■ **Raw data**
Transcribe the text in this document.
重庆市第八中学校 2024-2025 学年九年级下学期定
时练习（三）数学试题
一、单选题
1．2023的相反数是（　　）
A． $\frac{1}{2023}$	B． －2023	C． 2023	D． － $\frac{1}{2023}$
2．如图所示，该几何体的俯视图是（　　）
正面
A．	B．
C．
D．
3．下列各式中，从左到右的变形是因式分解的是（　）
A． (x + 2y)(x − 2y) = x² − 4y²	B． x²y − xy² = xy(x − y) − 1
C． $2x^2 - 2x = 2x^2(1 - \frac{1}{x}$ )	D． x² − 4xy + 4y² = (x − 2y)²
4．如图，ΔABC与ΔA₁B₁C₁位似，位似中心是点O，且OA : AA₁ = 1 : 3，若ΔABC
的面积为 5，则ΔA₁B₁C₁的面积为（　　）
--
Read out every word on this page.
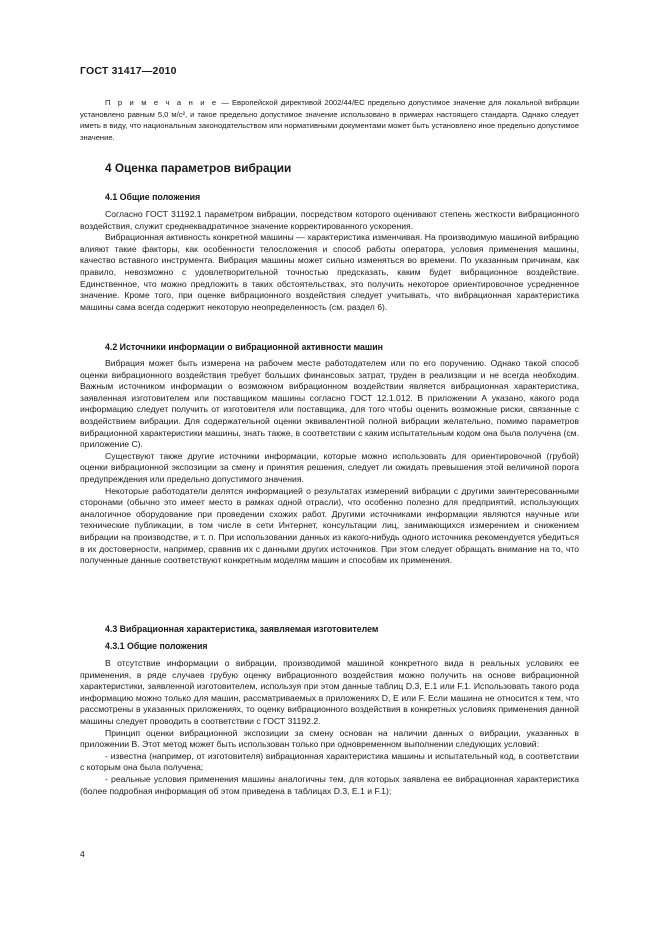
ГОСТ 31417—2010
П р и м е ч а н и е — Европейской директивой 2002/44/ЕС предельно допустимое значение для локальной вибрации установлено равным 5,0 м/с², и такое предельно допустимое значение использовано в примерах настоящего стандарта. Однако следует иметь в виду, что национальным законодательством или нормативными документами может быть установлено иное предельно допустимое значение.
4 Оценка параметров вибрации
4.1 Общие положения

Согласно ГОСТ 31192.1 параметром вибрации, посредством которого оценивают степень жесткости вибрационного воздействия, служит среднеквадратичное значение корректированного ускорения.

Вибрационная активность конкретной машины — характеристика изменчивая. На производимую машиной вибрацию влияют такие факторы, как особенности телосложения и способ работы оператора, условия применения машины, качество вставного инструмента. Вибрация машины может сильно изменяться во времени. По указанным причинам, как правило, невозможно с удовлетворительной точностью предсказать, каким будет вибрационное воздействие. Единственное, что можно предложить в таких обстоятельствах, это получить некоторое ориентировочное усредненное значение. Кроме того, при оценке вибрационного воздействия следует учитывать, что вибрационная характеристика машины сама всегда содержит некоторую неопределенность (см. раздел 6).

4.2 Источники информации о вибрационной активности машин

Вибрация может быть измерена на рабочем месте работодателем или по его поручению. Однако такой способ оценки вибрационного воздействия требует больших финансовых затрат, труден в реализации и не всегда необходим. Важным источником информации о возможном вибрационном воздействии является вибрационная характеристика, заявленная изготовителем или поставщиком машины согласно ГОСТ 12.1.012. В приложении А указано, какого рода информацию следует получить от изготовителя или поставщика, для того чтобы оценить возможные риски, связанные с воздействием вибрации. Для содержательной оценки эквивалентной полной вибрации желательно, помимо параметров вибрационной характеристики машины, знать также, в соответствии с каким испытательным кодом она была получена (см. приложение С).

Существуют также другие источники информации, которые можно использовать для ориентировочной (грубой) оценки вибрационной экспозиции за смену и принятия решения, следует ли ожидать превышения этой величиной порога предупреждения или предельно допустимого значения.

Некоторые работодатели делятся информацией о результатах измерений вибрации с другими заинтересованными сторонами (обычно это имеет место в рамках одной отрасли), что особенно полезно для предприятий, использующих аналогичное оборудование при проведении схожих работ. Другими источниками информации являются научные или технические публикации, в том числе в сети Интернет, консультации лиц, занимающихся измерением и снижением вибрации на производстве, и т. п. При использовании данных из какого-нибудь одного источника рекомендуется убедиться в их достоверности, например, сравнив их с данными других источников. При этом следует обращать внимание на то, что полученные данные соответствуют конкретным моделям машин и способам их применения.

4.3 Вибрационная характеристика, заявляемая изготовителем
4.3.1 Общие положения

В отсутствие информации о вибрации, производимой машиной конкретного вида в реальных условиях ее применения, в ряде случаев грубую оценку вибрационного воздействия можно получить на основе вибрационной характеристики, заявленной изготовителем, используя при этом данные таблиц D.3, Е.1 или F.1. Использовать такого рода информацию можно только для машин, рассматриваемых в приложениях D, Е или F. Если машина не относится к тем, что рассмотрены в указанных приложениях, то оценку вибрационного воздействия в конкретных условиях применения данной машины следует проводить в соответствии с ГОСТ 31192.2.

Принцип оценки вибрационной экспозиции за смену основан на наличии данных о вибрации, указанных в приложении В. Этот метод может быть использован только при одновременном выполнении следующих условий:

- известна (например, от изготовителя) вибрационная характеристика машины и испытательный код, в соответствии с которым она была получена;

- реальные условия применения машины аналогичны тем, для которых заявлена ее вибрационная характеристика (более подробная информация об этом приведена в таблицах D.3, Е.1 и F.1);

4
==
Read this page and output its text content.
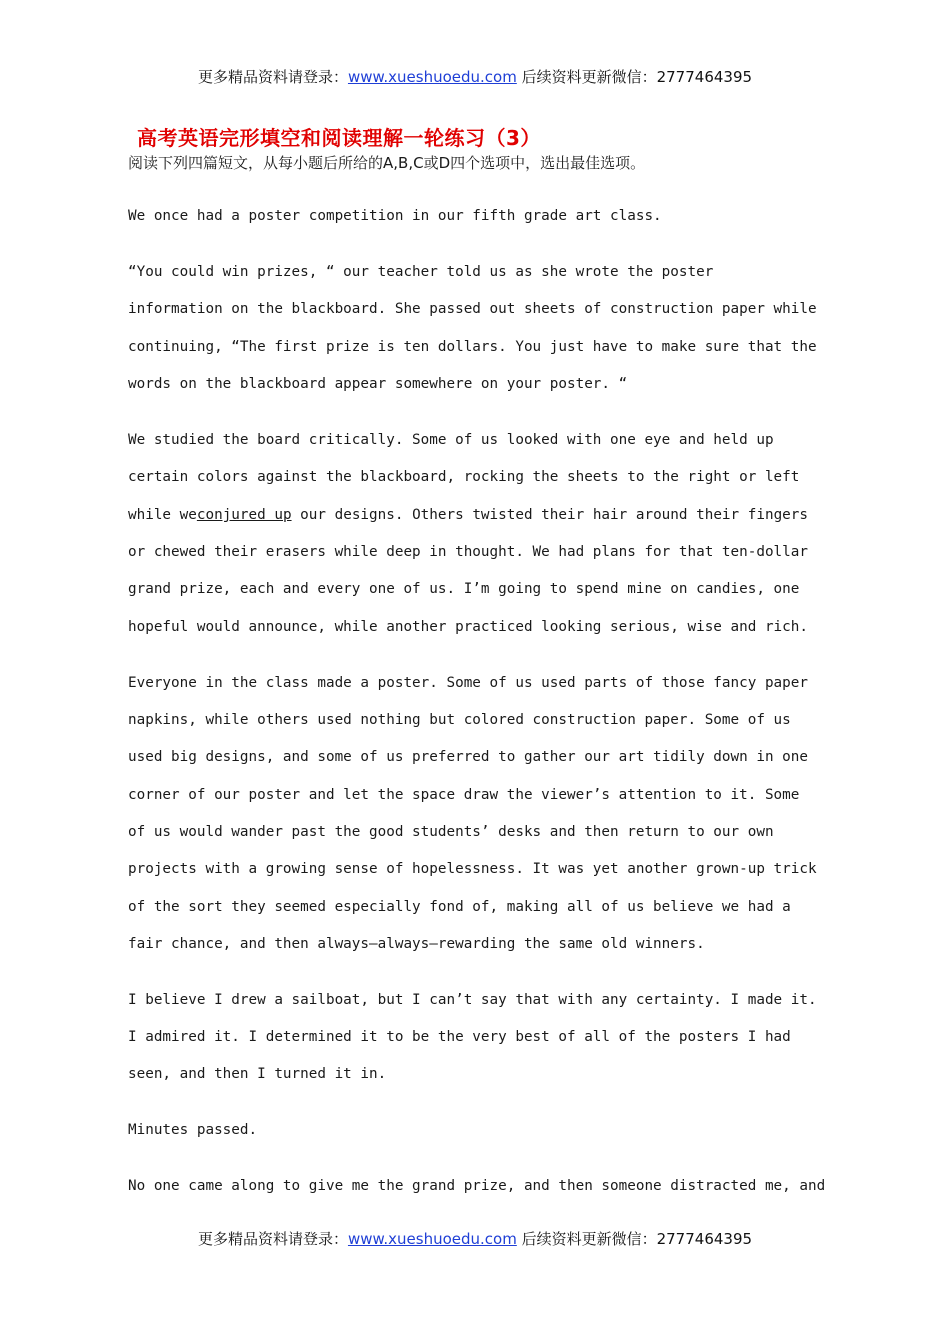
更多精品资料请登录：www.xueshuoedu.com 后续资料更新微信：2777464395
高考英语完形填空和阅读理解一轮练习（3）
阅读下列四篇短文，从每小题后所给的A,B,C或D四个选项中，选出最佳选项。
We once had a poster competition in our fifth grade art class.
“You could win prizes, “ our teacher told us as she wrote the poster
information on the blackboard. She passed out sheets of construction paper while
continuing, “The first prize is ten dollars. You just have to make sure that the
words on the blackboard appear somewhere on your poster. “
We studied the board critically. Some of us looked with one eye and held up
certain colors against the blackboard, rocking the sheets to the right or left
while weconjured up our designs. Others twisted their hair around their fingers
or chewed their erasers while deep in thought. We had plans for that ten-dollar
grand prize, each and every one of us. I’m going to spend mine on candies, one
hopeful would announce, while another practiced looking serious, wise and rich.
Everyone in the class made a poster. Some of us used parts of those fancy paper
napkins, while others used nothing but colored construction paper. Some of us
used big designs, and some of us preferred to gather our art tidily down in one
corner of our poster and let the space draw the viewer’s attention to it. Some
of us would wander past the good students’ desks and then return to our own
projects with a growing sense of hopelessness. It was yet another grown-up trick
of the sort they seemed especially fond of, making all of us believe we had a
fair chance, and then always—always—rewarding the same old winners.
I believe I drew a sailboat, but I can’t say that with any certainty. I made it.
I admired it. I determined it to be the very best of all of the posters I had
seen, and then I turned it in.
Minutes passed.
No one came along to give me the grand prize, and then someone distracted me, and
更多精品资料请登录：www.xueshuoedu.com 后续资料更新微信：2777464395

■ **Stated task**
Pick out each line in the material containing "would".

■ **Reply**
hopeful would announce, while another practiced looking serious, wise and rich.
of us would wander past the good students’ desks and then return to our own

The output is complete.